#### Task prompt:
State how many lines of the data contain the word "André", and write nothing besides the number.
-- BEGIN --
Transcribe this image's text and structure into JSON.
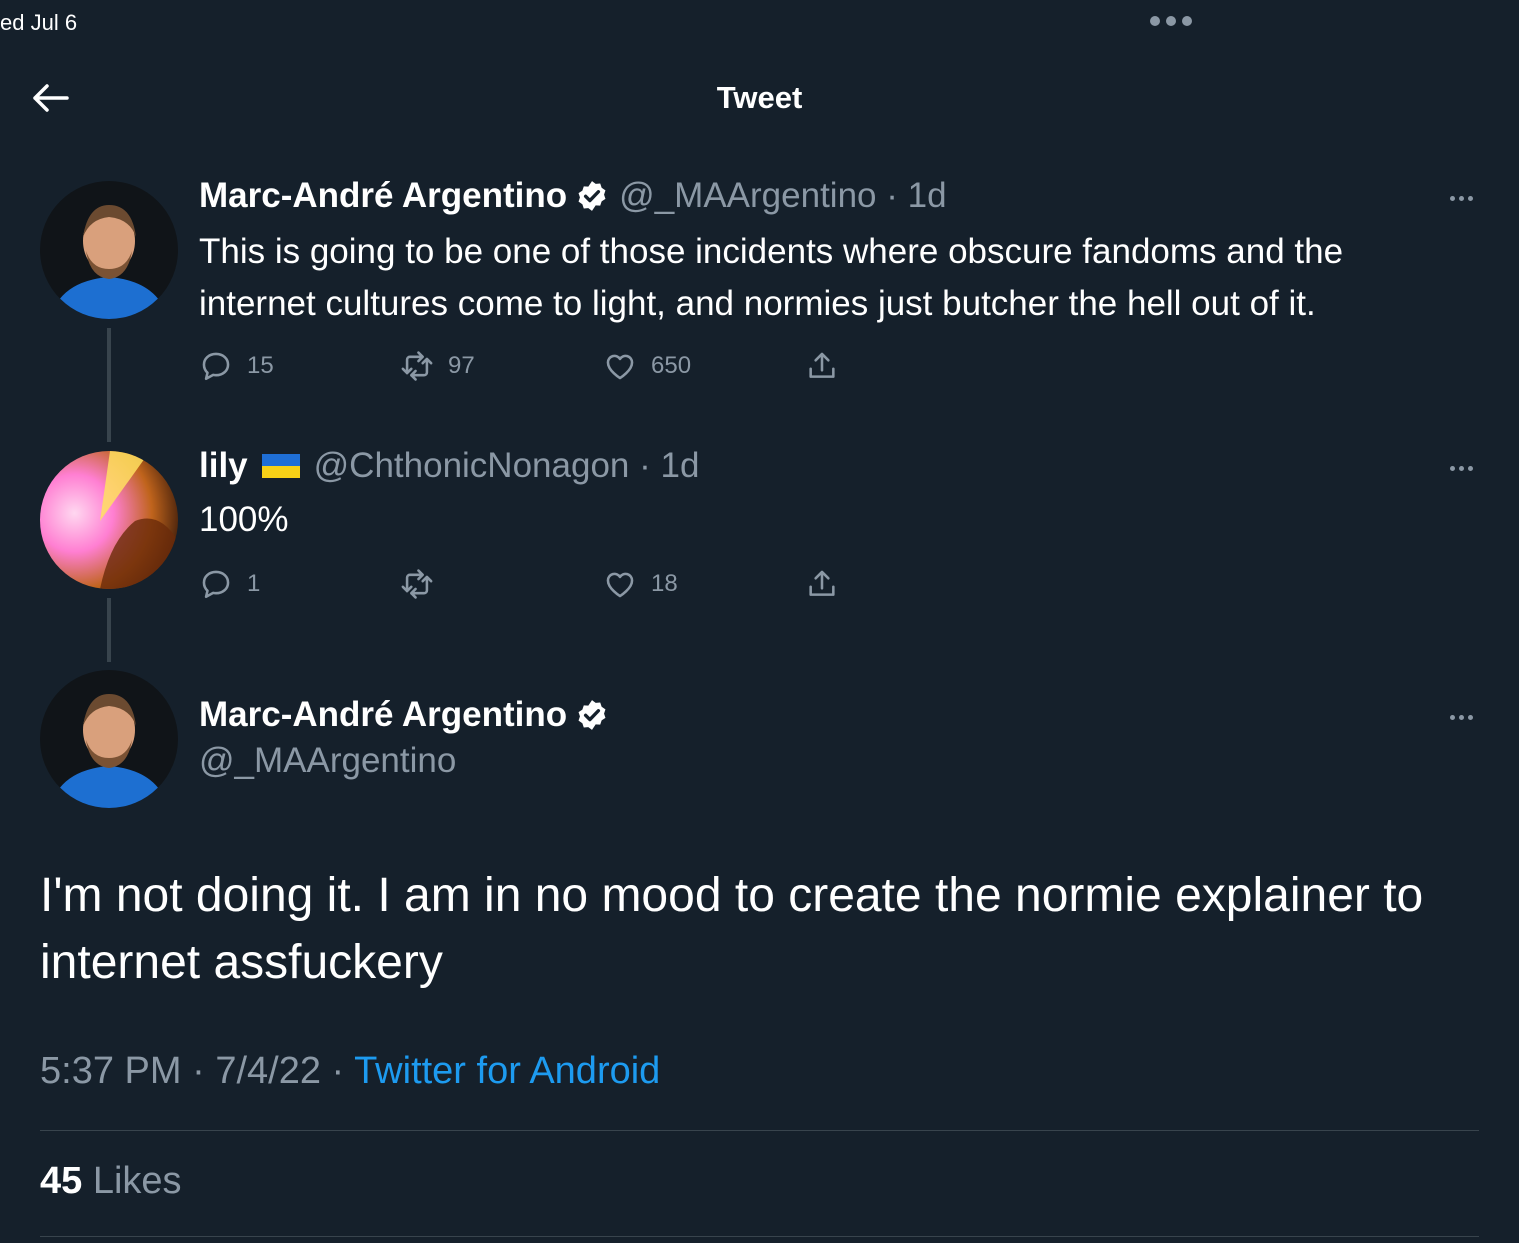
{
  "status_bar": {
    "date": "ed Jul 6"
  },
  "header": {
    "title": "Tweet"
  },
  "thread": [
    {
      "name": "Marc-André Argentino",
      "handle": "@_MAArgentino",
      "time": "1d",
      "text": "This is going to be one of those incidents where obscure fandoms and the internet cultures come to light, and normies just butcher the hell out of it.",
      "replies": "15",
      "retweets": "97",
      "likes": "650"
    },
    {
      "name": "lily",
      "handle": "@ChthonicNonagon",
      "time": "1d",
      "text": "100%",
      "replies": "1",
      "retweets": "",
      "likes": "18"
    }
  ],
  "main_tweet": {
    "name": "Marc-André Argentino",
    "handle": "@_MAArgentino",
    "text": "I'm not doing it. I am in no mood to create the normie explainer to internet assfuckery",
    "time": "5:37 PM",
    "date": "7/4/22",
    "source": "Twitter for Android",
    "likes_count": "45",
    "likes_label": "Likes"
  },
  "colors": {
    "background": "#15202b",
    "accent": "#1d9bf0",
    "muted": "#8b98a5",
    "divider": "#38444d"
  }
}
-- END --
#### Final result:
2